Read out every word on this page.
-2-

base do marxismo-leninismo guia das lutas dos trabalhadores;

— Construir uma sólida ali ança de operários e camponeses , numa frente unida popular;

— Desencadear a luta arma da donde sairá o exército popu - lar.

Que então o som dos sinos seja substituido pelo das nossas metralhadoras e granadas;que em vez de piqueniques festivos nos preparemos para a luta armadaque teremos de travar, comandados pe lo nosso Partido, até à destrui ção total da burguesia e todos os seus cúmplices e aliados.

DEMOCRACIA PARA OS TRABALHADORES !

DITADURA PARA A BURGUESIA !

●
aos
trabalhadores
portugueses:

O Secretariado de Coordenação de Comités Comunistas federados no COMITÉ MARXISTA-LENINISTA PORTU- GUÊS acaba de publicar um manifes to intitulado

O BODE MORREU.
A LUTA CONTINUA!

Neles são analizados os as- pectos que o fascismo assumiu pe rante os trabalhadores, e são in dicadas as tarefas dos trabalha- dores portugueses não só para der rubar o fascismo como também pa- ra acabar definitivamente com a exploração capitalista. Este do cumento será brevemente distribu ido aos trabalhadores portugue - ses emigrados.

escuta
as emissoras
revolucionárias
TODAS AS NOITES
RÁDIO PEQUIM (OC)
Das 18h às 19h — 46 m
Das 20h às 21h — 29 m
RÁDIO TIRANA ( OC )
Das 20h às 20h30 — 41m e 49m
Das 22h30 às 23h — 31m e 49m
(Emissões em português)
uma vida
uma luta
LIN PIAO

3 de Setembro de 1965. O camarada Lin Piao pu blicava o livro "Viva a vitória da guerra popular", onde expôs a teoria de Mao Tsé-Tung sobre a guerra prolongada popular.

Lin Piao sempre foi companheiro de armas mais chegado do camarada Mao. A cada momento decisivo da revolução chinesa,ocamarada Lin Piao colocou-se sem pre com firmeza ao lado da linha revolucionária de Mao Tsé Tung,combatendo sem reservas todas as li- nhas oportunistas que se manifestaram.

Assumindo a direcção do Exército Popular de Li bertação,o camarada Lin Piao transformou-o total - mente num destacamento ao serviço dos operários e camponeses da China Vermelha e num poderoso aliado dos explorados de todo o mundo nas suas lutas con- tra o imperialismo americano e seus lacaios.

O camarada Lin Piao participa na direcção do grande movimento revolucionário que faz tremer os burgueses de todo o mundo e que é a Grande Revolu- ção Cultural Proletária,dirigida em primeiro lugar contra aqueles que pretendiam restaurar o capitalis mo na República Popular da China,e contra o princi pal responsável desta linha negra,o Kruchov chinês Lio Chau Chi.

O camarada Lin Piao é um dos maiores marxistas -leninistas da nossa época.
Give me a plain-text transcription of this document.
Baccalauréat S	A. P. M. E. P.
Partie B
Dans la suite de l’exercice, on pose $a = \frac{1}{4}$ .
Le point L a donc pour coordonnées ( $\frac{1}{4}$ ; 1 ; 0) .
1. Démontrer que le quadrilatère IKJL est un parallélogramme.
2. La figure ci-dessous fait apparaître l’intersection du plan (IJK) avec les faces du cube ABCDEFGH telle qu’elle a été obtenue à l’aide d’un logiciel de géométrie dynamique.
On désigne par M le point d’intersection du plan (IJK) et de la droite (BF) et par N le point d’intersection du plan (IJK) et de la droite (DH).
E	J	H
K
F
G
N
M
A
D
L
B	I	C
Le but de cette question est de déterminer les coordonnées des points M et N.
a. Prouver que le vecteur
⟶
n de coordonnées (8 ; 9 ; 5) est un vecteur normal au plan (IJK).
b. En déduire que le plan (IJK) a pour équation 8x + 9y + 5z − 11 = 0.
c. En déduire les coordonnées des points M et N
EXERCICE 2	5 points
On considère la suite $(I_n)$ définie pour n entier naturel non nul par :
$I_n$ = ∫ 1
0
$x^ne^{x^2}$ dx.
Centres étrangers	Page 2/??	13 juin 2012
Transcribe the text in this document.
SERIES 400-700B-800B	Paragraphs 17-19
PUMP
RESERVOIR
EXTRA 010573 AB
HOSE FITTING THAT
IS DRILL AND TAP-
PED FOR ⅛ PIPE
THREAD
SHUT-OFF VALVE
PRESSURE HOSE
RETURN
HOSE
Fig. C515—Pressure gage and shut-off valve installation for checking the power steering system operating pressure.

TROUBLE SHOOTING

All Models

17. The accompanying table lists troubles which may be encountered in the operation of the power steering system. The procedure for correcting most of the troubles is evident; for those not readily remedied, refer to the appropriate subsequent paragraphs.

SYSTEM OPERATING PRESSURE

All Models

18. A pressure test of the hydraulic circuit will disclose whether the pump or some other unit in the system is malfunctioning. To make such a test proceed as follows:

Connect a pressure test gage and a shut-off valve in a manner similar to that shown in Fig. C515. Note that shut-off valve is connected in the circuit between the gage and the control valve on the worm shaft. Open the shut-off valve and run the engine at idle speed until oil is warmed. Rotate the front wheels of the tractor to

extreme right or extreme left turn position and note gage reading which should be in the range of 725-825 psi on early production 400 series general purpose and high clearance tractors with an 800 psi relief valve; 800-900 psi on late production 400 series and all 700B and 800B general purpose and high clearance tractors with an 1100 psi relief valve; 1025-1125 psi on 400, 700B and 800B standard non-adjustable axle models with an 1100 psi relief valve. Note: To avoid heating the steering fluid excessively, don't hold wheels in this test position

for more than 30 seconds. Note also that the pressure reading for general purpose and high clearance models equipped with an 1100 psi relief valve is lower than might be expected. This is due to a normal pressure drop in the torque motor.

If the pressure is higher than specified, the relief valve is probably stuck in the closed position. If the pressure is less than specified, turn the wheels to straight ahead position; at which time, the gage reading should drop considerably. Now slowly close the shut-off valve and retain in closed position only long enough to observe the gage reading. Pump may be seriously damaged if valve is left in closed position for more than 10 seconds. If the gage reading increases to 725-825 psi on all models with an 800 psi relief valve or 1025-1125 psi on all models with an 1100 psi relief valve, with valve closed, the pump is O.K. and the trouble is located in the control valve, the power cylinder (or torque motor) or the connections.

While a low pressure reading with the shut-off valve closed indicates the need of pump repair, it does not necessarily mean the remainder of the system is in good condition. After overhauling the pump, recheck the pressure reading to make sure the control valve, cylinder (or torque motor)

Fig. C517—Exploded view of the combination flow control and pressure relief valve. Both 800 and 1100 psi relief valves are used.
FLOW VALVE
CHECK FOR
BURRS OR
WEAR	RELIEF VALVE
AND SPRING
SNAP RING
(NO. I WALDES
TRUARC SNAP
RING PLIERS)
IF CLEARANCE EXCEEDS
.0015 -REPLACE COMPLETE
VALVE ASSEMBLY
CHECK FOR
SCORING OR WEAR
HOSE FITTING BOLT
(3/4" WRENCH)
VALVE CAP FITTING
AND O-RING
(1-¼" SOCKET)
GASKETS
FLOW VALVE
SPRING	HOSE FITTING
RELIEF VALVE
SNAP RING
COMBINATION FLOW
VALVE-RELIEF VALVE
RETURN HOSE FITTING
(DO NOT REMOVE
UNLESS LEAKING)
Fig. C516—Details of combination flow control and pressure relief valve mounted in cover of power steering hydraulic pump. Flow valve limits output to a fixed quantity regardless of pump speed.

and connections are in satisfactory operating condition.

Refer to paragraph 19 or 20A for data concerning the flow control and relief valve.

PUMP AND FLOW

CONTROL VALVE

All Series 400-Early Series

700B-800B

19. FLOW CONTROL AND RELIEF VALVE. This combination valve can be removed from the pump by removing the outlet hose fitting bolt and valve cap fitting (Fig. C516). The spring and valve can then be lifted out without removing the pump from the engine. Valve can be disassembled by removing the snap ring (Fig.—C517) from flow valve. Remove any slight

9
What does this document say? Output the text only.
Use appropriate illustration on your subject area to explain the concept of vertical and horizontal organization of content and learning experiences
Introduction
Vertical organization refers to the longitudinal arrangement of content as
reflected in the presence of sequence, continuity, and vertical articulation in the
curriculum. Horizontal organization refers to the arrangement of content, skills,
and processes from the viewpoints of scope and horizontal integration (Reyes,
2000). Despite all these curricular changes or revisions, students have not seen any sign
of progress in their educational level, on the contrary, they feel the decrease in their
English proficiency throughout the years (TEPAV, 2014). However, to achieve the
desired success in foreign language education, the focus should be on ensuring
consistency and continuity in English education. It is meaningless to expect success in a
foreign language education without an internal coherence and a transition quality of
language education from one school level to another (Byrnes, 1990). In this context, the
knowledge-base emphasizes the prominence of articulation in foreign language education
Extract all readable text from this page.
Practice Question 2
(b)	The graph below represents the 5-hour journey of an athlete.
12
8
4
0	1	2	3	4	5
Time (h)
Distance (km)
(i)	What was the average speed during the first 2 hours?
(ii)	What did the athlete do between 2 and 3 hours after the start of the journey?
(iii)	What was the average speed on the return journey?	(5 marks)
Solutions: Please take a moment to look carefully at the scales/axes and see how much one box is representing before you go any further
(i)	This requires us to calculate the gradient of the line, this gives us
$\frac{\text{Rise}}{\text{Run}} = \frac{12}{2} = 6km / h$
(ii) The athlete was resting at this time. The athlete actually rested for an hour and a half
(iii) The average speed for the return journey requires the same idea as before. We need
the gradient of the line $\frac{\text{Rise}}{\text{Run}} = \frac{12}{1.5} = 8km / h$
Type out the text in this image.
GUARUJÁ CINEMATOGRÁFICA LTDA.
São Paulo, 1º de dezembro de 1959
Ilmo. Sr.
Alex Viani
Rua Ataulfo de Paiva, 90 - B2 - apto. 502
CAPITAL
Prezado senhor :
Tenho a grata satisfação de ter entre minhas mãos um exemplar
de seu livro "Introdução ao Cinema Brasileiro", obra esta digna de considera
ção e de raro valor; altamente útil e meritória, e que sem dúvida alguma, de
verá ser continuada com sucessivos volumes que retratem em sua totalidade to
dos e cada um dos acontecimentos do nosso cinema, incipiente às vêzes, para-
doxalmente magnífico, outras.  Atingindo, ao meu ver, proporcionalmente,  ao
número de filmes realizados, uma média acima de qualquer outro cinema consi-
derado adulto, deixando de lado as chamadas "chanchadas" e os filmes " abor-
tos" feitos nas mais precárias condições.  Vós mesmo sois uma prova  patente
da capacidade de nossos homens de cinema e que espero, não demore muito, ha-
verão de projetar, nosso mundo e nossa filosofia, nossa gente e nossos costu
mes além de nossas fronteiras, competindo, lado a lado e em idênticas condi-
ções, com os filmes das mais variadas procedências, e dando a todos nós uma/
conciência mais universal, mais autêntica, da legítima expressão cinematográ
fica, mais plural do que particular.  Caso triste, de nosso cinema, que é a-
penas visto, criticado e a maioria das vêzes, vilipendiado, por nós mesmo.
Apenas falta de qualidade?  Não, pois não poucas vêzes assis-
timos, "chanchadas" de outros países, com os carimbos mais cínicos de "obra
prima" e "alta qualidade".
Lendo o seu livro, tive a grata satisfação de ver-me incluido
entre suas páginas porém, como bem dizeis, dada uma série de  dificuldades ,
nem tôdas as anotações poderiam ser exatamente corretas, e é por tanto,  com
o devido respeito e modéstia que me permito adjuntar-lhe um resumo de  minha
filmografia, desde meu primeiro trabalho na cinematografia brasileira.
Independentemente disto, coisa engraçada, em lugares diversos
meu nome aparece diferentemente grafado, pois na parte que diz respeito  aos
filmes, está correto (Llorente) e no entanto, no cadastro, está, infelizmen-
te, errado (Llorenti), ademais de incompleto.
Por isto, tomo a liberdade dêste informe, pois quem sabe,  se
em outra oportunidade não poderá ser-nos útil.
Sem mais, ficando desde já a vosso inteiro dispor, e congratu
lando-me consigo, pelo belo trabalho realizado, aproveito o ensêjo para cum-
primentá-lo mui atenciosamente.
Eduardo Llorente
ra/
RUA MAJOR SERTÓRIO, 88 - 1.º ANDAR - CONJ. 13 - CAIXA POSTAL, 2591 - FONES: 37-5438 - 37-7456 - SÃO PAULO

========================================================================

Objective: Report how many lines of the listing above include the word "seus". Say nothing but the number.

Answer to the exercise: 2